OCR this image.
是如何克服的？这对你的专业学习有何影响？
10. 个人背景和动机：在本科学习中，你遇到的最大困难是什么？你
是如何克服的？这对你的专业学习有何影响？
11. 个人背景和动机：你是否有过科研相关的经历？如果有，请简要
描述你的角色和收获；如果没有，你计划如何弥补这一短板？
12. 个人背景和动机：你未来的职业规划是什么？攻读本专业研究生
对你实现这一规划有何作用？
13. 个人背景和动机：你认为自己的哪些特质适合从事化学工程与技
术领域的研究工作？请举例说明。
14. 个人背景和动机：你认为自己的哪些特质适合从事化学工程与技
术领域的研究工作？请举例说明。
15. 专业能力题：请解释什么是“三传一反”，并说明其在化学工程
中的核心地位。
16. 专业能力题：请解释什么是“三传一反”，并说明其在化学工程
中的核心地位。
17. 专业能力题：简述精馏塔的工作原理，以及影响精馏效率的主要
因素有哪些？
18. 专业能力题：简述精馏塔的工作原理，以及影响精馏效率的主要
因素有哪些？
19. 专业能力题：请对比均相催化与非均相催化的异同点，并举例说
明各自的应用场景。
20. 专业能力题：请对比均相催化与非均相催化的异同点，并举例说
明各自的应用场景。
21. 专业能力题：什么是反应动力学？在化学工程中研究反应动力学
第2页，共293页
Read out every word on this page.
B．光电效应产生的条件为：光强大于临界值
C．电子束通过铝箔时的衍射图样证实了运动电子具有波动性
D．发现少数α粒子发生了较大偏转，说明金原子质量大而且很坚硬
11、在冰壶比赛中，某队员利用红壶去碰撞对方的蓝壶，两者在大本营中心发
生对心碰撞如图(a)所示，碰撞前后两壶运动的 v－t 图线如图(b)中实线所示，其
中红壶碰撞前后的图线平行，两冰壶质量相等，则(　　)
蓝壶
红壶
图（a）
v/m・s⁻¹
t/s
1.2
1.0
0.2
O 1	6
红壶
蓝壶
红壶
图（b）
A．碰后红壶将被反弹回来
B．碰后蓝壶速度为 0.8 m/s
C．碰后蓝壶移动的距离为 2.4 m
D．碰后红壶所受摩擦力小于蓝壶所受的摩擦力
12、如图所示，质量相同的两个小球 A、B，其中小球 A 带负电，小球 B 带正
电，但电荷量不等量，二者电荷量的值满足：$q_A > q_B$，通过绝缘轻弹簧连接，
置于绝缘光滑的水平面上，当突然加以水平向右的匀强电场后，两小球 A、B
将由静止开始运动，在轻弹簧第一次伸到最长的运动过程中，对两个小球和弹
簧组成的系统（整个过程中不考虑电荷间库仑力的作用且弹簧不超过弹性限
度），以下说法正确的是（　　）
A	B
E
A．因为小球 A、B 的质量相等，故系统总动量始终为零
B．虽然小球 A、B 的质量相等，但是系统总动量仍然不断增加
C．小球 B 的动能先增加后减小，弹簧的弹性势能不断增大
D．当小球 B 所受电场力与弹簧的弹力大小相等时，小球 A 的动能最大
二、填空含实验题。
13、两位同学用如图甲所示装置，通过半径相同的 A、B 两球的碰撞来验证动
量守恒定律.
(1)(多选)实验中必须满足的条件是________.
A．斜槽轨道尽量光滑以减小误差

::::

__DO THIS__
Return the material exactly as it stands.

__WRITTEN ANSWER__
OCR this image.
是如何克服的？这对你的专业学习有何影响？
10. 个人背景和动机：在本科学习中，你遇到的最大困难是什么？你
是如何克服的？这对你的专业学习有何影响？
11. 个人背景和动机：你是否有过科研相关的经历？如果有，请简要
描述你的角色和收获；如果没有，你计划如何弥补这一短板？
12. 个人背景和动机：你未来的职业规划是什么？攻读本专业研究生
对你实现这一规划有何作用？
13. 个人背景和动机：你认为自己的哪些特质适合从事化学工程与技
术领域的研究工作？请举例说明。
14. 个人背景和动机：你认为自己的哪些特质适合从事化学工程与技
术领域的研究工作？请举例说明。
15. 专业能力题：请解释什么是“三传一反”，并说明其在化学工程
中的核心地位。
16. 专业能力题：请解释什么是“三传一反”，并说明其在化学工程
中的核心地位。
17. 专业能力题：简述精馏塔的工作原理，以及影响精馏效率的主要
因素有哪些？
18. 专业能力题：简述精馏塔的工作原理，以及影响精馏效率的主要
因素有哪些？
19. 专业能力题：请对比均相催化与非均相催化的异同点，并举例说
明各自的应用场景。
20. 专业能力题：请对比均相催化与非均相催化的异同点，并举例说
明各自的应用场景。
21. 专业能力题：什么是反应动力学？在化学工程中研究反应动力学
第2页，共293页
Read out every word on this page.
B．光电效应产生的条件为：光强大于临界值
C．电子束通过铝箔时的衍射图样证实了运动电子具有波动性
D．发现少数α粒子发生了较大偏转，说明金原子质量大而且很坚硬
11、在冰壶比赛中，某队员利用红壶去碰撞对方的蓝壶，两者在大本营中心发
生对心碰撞如图(a)所示，碰撞前后两壶运动的 v－t 图线如图(b)中实线所示，其
中红壶碰撞前后的图线平行，两冰壶质量相等，则(　　)
蓝壶
红壶
图（a）
v/m・s⁻¹
t/s
1.2
1.0
0.2
O 1	6
红壶
蓝壶
红壶
图（b）
A．碰后红壶将被反弹回来
B．碰后蓝壶速度为 0.8 m/s
C．碰后蓝壶移动的距离为 2.4 m
D．碰后红壶所受摩擦力小于蓝壶所受的摩擦力
12、如图所示，质量相同的两个小球 A、B，其中小球 A 带负电，小球 B 带正
电，但电荷量不等量，二者电荷量的值满足：$q_A > q_B$，通过绝缘轻弹簧连接，
置于绝缘光滑的水平面上，当突然加以水平向右的匀强电场后，两小球 A、B
将由静止开始运动，在轻弹簧第一次伸到最长的运动过程中，对两个小球和弹
簧组成的系统（整个过程中不考虑电荷间库仑力的作用且弹簧不超过弹性限
度），以下说法正确的是（　　）
A	B
E
A．因为小球 A、B 的质量相等，故系统总动量始终为零
B．虽然小球 A、B 的质量相等，但是系统总动量仍然不断增加
C．小球 B 的动能先增加后减小，弹簧的弹性势能不断增大
D．当小球 B 所受电场力与弹簧的弹力大小相等时，小球 A 的动能最大
二、填空含实验题。
13、两位同学用如图甲所示装置，通过半径相同的 A、B 两球的碰撞来验证动
量守恒定律.
(1)(多选)实验中必须满足的条件是________.
A．斜槽轨道尽量光滑以减小误差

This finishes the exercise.